Copy the lines that follow, keeping every character the same.

(Records)
⁂

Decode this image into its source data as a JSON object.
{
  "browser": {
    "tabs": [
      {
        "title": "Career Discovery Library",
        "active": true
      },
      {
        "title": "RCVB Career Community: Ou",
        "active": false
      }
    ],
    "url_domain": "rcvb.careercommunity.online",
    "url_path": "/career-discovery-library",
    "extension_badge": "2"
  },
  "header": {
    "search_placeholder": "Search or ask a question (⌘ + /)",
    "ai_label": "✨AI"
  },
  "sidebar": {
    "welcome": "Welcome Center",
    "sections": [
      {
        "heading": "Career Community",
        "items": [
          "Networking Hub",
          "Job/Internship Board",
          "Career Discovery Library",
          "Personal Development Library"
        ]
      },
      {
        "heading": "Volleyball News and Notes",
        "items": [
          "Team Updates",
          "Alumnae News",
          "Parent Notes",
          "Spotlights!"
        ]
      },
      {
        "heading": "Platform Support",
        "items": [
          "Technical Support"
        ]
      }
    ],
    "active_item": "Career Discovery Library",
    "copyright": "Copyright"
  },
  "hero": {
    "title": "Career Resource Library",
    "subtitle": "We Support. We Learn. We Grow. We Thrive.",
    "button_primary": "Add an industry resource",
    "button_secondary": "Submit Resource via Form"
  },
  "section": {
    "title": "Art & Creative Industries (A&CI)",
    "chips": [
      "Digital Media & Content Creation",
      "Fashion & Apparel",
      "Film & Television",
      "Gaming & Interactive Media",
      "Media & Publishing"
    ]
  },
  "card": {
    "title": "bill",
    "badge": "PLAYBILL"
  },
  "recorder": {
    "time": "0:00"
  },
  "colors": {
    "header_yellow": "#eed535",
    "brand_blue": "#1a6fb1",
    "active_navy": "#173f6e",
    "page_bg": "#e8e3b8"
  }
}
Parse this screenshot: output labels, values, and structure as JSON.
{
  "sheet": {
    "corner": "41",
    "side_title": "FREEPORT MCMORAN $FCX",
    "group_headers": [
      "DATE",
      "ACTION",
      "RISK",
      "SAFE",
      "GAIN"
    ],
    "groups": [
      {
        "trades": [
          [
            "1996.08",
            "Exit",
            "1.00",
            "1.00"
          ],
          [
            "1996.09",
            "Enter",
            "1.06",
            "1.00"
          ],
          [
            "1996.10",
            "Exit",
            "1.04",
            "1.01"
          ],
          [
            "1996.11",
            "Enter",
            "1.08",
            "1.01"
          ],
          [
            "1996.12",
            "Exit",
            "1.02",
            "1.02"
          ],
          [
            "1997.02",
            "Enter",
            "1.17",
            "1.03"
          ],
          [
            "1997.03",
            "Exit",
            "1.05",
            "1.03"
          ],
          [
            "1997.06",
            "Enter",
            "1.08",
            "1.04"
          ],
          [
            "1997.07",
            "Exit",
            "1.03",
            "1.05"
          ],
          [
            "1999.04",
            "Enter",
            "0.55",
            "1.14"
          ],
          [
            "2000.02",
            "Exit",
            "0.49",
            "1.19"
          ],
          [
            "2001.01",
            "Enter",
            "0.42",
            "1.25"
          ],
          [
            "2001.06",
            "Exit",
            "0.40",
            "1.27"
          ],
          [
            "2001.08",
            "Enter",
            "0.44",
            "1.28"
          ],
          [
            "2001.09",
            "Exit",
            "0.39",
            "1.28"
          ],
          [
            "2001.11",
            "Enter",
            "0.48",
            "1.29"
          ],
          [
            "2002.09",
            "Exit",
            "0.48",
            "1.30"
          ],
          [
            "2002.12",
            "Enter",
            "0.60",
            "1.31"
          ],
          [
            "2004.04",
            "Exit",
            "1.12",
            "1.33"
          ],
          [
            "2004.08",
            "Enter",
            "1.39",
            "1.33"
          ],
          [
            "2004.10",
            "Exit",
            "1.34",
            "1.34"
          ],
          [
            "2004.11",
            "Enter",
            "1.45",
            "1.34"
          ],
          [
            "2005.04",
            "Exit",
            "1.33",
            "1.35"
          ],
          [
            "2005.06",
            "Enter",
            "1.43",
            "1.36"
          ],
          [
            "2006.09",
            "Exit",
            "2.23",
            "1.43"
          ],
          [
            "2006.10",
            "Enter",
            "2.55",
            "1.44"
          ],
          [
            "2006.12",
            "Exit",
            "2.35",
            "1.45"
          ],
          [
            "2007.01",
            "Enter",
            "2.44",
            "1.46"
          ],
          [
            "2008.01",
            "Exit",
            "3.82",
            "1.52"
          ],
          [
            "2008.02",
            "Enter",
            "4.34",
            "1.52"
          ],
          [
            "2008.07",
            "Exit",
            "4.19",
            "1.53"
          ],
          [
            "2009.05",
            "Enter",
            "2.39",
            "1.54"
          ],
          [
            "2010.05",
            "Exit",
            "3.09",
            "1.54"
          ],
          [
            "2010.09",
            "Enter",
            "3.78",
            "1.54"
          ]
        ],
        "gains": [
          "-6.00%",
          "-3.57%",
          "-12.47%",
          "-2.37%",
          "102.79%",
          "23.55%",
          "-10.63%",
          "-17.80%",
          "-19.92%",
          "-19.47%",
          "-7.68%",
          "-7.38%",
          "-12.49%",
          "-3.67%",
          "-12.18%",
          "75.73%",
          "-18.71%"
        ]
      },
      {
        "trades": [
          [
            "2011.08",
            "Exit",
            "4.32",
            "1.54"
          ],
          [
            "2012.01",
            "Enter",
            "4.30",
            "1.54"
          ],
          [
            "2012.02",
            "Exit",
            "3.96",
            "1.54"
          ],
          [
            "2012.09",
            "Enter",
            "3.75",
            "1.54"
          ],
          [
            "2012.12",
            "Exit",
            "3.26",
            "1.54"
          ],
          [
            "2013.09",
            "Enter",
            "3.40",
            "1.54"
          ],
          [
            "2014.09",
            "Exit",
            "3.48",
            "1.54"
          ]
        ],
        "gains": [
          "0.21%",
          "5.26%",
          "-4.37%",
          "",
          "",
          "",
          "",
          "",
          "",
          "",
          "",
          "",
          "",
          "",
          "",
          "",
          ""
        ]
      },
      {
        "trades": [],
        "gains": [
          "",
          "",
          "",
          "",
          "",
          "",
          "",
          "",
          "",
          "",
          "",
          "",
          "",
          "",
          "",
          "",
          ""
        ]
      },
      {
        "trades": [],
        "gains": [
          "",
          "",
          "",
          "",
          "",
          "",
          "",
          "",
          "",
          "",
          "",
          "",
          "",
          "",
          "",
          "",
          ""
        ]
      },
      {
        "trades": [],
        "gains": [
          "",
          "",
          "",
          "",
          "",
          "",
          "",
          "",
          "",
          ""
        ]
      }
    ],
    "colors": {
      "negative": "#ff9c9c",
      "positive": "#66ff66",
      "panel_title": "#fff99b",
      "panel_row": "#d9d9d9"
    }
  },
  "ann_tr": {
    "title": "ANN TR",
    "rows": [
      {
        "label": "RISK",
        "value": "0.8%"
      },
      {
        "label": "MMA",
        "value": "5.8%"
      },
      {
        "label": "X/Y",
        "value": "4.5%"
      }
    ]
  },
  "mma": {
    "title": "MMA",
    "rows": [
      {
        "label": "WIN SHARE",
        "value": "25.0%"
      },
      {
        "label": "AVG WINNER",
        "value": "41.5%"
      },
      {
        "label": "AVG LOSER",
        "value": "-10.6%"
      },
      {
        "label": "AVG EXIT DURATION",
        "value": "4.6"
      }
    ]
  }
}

⁂

Solved problem:
Decode this image into its source data as a JSON object.
{
  "browser": {
    "tabs": [
      {
        "title": "Career Discovery Library",
        "active": true
      },
      {
        "title": "RCVB Career Community: Ou",
        "active": false
      }
    ],
    "url_domain": "rcvb.careercommunity.online",
    "url_path": "/career-discovery-library",
    "extension_badge": "2"
  },
  "header": {
    "search_placeholder": "Search or ask a question (⌘ + /)",
    "ai_label": "✨AI"
  },
  "sidebar": {
    "welcome": "Welcome Center",
    "sections": [
      {
        "heading": "Career Community",
        "items": [
          "Networking Hub",
          "Job/Internship Board",
          "Career Discovery Library",
          "Personal Development Library"
        ]
      },
      {
        "heading": "Volleyball News and Notes",
        "items": [
          "Team Updates",
          "Alumnae News",
          "Parent Notes",
          "Spotlights!"
        ]
      },
      {
        "heading": "Platform Support",
        "items": [
          "Technical Support"
        ]
      }
    ],
    "active_item": "Career Discovery Library",
    "copyright": "Copyright"
  },
  "hero": {
    "title": "Career Resource Library",
    "subtitle": "We Support. We Learn. We Grow. We Thrive.",
    "button_primary": "Add an industry resource",
    "button_secondary": "Submit Resource via Form"
  },
  "section": {
    "title": "Art & Creative Industries (A&CI)",
    "chips": [
      "Digital Media & Content Creation",
      "Fashion & Apparel",
      "Film & Television",
      "Gaming & Interactive Media",
      "Media & Publishing"
    ]
  },
  "card": {
    "title": "bill",
    "badge": "PLAYBILL"
  },
  "recorder": {
    "time": "0:00"
  },
  "colors": {
    "header_yellow": "#eed535",
    "brand_blue": "#1a6fb1",
    "active_navy": "#173f6e",
    "page_bg": "#e8e3b8"
  }
}
Parse this screenshot: output labels, values, and structure as JSON.
{
  "sheet": {
    "corner": "41",
    "side_title": "FREEPORT MCMORAN $FCX",
    "group_headers": [
      "DATE",
      "ACTION",
      "RISK",
      "SAFE",
      "GAIN"
    ],
    "groups": [
      {
        "trades": [
          [
            "1996.08",
            "Exit",
            "1.00",
            "1.00"
          ],
          [
            "1996.09",
            "Enter",
            "1.06",
            "1.00"
          ],
          [
            "1996.10",
            "Exit",
            "1.04",
            "1.01"
          ],
          [
            "1996.11",
            "Enter",
            "1.08",
            "1.01"
          ],
          [
            "1996.12",
            "Exit",
            "1.02",
            "1.02"
          ],
          [
            "1997.02",
            "Enter",
            "1.17",
            "1.03"
          ],
          [
            "1997.03",
            "Exit",
            "1.05",
            "1.03"
          ],
          [
            "1997.06",
            "Enter",
            "1.08",
            "1.04"
          ],
          [
            "1997.07",
            "Exit",
            "1.03",
            "1.05"
          ],
          [
            "1999.04",
            "Enter",
            "0.55",
            "1.14"
          ],
          [
            "2000.02",
            "Exit",
            "0.49",
            "1.19"
          ],
          [
            "2001.01",
            "Enter",
            "0.42",
            "1.25"
          ],
          [
            "2001.06",
            "Exit",
            "0.40",
            "1.27"
          ],
          [
            "2001.08",
            "Enter",
            "0.44",
            "1.28"
          ],
          [
            "2001.09",
            "Exit",
            "0.39",
            "1.28"
          ],
          [
            "2001.11",
            "Enter",
            "0.48",
            "1.29"
          ],
          [
            "2002.09",
            "Exit",
            "0.48",
            "1.30"
          ],
          [
            "2002.12",
            "Enter",
            "0.60",
            "1.31"
          ],
          [
            "2004.04",
            "Exit",
            "1.12",
            "1.33"
          ],
          [
            "2004.08",
            "Enter",
            "1.39",
            "1.33"
          ],
          [
            "2004.10",
            "Exit",
            "1.34",
            "1.34"
          ],
          [
            "2004.11",
            "Enter",
            "1.45",
            "1.34"
          ],
          [
            "2005.04",
            "Exit",
            "1.33",
            "1.35"
          ],
          [
            "2005.06",
            "Enter",
            "1.43",
            "1.36"
          ],
          [
            "2006.09",
            "Exit",
            "2.23",
            "1.43"
          ],
          [
            "2006.10",
            "Enter",
            "2.55",
            "1.44"
          ],
          [
            "2006.12",
            "Exit",
            "2.35",
            "1.45"
          ],
          [
            "2007.01",
            "Enter",
            "2.44",
            "1.46"
          ],
          [
            "2008.01",
            "Exit",
            "3.82",
            "1.52"
          ],
          [
            "2008.02",
            "Enter",
            "4.34",
            "1.52"
          ],
          [
            "2008.07",
            "Exit",
            "4.19",
            "1.53"
          ],
          [
            "2009.05",
            "Enter",
            "2.39",
            "1.54"
          ],
          [
            "2010.05",
            "Exit",
            "3.09",
            "1.54"
          ],
          [
            "2010.09",
            "Enter",
            "3.78",
            "1.54"
          ]
        ],
        "gains": [
          "-6.00%",
          "-3.57%",
          "-12.47%",
          "-2.37%",
          "102.79%",
          "23.55%",
          "-10.63%",
          "-17.80%",
          "-19.92%",
          "-19.47%",
          "-7.68%",
          "-7.38%",
          "-12.49%",
          "-3.67%",
          "-12.18%",
          "75.73%",
          "-18.71%"
        ]
      },
      {
        "trades": [
          [
            "2011.08",
            "Exit",
            "4.32",
            "1.54"
          ],
          [
            "2012.01",
            "Enter",
            "4.30",
            "1.54"
          ],
          [
            "2012.02",
            "Exit",
            "3.96",
            "1.54"
          ],
          [
            "2012.09",
            "Enter",
            "3.75",
            "1.54"
          ],
          [
            "2012.12",
            "Exit",
            "3.26",
            "1.54"
          ],
          [
            "2013.09",
            "Enter",
            "3.40",
            "1.54"
          ],
          [
            "2014.09",
            "Exit",
            "3.48",
            "1.54"
          ]
        ],
        "gains": [
          "0.21%",
          "5.26%",
          "-4.37%",
          "",
          "",
          "",
          "",
          "",
          "",
          "",
          "",
          "",
          "",
          "",
          "",
          "",
          ""
        ]
      },
      {
        "trades": [],
        "gains": [
          "",
          "",
          "",
          "",
          "",
          "",
          "",
          "",
          "",
          "",
          "",
          "",
          "",
          "",
          "",
          "",
          ""
        ]
      },
      {
        "trades": [],
        "gains": [
          "",
          "",
          "",
          "",
          "",
          "",
          "",
          "",
          "",
          "",
          "",
          "",
          "",
          "",
          "",
          "",
          ""
        ]
      },
      {
        "trades": [],
        "gains": [
          "",
          "",
          "",
          "",
          "",
          "",
          "",
          "",
          "",
          ""
        ]
      }
    ],
    "colors": {
      "negative": "#ff9c9c",
      "positive": "#66ff66",
      "panel_title": "#fff99b",
      "panel_row": "#d9d9d9"
    }
  },
  "ann_tr": {
    "title": "ANN TR",
    "rows": [
      {
        "label": "RISK",
        "value": "0.8%"
      },
      {
        "label": "MMA",
        "value": "5.8%"
      },
      {
        "label": "X/Y",
        "value": "4.5%"
      }
    ]
  },
  "mma": {
    "title": "MMA",
    "rows": [
      {
        "label": "WIN SHARE",
        "value": "25.0%"
      },
      {
        "label": "AVG WINNER",
        "value": "41.5%"
      },
      {
        "label": "AVG LOSER",
        "value": "-10.6%"
      },
      {
        "label": "AVG EXIT DURATION",
        "value": "4.6"
      }
    ]
  }
}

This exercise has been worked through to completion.